:: What you will do ::
Output the entries below exactly as written, omitting pictures.

:: Stored data entries ::
__________________________________________________
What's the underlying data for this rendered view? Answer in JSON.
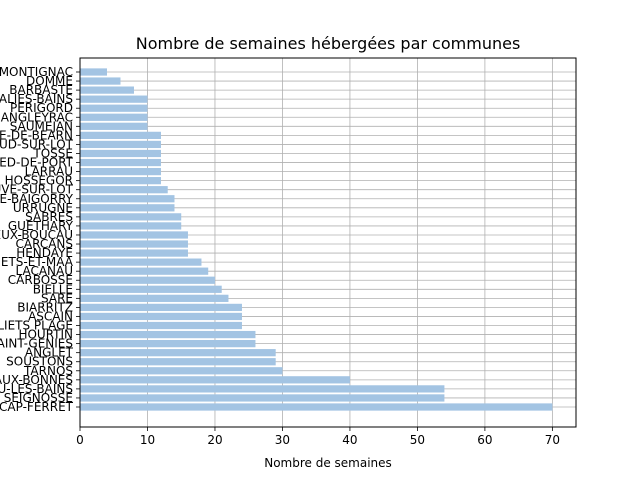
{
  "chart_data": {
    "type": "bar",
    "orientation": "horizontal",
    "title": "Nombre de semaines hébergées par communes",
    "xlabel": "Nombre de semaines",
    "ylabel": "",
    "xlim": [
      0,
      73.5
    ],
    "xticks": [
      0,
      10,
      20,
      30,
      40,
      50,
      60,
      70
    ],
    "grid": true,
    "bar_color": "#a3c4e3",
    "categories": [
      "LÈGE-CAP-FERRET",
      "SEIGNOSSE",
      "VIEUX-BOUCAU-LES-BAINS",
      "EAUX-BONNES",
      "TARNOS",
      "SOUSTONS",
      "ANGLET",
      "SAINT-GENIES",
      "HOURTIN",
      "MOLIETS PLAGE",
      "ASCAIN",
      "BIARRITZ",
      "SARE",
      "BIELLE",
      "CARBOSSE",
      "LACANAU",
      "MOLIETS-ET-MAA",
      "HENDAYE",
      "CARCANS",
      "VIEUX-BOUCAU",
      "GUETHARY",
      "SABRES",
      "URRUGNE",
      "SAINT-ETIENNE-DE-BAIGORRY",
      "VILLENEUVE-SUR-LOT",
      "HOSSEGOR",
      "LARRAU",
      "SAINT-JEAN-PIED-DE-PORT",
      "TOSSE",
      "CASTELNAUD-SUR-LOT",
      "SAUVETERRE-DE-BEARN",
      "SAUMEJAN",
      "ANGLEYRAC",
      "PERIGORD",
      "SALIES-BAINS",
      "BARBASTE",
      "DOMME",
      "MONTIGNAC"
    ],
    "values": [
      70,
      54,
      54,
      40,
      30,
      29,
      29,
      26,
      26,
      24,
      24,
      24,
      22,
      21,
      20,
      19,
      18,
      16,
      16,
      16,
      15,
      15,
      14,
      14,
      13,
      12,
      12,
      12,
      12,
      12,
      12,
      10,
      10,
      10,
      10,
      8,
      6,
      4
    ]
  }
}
__________________________________________________
:: Task result ::
What's the underlying data for this rendered view? Answer in JSON.
{
  "chart_data": {
    "type": "bar",
    "orientation": "horizontal",
    "title": "Nombre de semaines hébergées par communes",
    "xlabel": "Nombre de semaines",
    "ylabel": "",
    "xlim": [
      0,
      73.5
    ],
    "xticks": [
      0,
      10,
      20,
      30,
      40,
      50,
      60,
      70
    ],
    "grid": true,
    "bar_color": "#a3c4e3",
    "categories": [
      "LÈGE-CAP-FERRET",
      "SEIGNOSSE",
      "VIEUX-BOUCAU-LES-BAINS",
      "EAUX-BONNES",
      "TARNOS",
      "SOUSTONS",
      "ANGLET",
      "SAINT-GENIES",
      "HOURTIN",
      "MOLIETS PLAGE",
      "ASCAIN",
      "BIARRITZ",
      "SARE",
      "BIELLE",
      "CARBOSSE",
      "LACANAU",
      "MOLIETS-ET-MAA",
      "HENDAYE",
      "CARCANS",
      "VIEUX-BOUCAU",
      "GUETHARY",
      "SABRES",
      "URRUGNE",
      "SAINT-ETIENNE-DE-BAIGORRY",
      "VILLENEUVE-SUR-LOT",
      "HOSSEGOR",
      "LARRAU",
      "SAINT-JEAN-PIED-DE-PORT",
      "TOSSE",
      "CASTELNAUD-SUR-LOT",
      "SAUVETERRE-DE-BEARN",
      "SAUMEJAN",
      "ANGLEYRAC",
      "PERIGORD",
      "SALIES-BAINS",
      "BARBASTE",
      "DOMME",
      "MONTIGNAC"
    ],
    "values": [
      70,
      54,
      54,
      40,
      30,
      29,
      29,
      26,
      26,
      24,
      24,
      24,
      22,
      21,
      20,
      19,
      18,
      16,
      16,
      16,
      15,
      15,
      14,
      14,
      13,
      12,
      12,
      12,
      12,
      12,
      12,
      10,
      10,
      10,
      10,
      8,
      6,
      4
    ]
  }
}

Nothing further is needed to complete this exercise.